• Consegna A:
Riporta tutte le righe delle voci in cui compare la stringa «line», tenendo conto di maiuscole e minuscole.

◆ ◆ ◆ ◆ ◆ ◆ ◆

La commessa, intanto, mi ha fatto sapere i vincitori di S. Remo. Nessuno glielo aveva domandato, ad ogni modo ci ha tenuto a precisarlo, stava parlando con un'amica e mi ha coinvolto in questa discussione tutta italiana degli stranieri che vincono Sanremo. Ho abbandonato la signora anche perché mi stava prendendo male, e sono andato nel cuore della stazione ferroviaria, per vedere che aria tirava. Nessuna, la stazione era vuota, c'era solo una ragazzina con le cuffie, che cinguettava una canzone fantasticando chissà quali amori.

 

Una regione è ben rappresentata dalle sue stazioni, per carità, quella di Cagliari ha anche un suo arredamento, ma manca l'elemento essenziale, ovvero i passeggeri. Come domandare un cappuccino, e vedersi restituire una tazza con due cucchiaini di zucchero. Mi è anche venuta voglia di comprare un libro, ma la libreria è sparita chissà dove... Alla libraria della Stazione ero particolarmente affezionato, erano esposti i miei primi due libri tra cui uno di poesie. Per carità, vaneggi di uno studente universitario, ma non siamo forse più affezionati ai nostri fallimenti che ai nostri piccoli successi? Tra l’altro “Vaneggi di uno studente Universitario” è un buon titolo sia per un romanzo che per una raccolta di racconti o poesie, se volete potete utilizzarlo per la vostra prossima opera.

◆ ◆ ◆ ◆ ◆ ◆ ◆

• Consegna B:
Traduci in inglese questa frase del testo sulla stazione di Cagliari: «Una regione è ben rappresentata dalle sue stazioni, per carità, quella di Cagliari ha anche un suo arredamento, ma manca l'elemento essenziale, ovvero i passeggeri.»

◆ ◆ ◆ ◆ ◆ ◆ ◆

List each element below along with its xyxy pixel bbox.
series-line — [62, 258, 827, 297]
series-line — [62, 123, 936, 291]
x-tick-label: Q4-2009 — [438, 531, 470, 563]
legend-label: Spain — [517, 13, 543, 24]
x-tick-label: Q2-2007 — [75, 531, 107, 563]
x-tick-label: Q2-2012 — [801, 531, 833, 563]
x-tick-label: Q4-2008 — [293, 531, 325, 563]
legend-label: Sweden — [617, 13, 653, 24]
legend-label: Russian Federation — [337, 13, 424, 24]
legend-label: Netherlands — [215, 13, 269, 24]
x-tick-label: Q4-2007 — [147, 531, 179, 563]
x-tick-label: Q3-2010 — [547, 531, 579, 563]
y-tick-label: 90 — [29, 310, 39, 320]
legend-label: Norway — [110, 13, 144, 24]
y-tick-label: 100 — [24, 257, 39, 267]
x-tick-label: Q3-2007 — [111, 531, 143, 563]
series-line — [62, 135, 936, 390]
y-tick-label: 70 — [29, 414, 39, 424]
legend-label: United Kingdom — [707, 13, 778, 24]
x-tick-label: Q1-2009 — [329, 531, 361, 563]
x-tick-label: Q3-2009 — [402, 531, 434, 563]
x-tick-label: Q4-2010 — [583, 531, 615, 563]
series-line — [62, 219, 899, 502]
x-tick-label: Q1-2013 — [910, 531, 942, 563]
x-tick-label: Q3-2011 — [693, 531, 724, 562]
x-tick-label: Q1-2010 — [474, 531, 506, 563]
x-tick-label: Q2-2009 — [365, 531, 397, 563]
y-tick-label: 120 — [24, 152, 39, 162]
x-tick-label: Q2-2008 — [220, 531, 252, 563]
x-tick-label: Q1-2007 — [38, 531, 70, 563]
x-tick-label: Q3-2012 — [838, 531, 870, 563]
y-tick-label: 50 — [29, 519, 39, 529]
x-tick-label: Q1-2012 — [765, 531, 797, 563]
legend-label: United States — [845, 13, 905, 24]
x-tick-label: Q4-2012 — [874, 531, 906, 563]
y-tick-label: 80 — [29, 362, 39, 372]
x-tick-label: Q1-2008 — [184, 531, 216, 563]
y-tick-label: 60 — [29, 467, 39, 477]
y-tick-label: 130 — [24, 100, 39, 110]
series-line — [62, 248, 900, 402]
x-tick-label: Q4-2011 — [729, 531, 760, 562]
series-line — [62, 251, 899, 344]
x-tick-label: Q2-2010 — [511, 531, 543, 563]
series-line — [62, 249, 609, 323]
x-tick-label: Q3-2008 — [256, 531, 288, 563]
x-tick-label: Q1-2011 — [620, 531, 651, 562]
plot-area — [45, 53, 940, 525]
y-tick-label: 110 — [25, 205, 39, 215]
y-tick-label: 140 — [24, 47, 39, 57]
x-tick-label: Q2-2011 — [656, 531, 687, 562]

◆ ◆ ◆ ◆ ◆ ◆ ◆

• Risposta scritta A:
series-line — [62, 258, 827, 297]
series-line — [62, 123, 936, 291]
series-line — [62, 135, 936, 390]
series-line — [62, 219, 899, 502]
series-line — [62, 248, 900, 402]
series-line — [62, 251, 899, 344]
series-line — [62, 249, 609, 323]

• Risposta scritta B:
A region is well represented by its stations, granted, and Cagliari's even has furnishings of its own, but the essential element is missing, namely the passengers.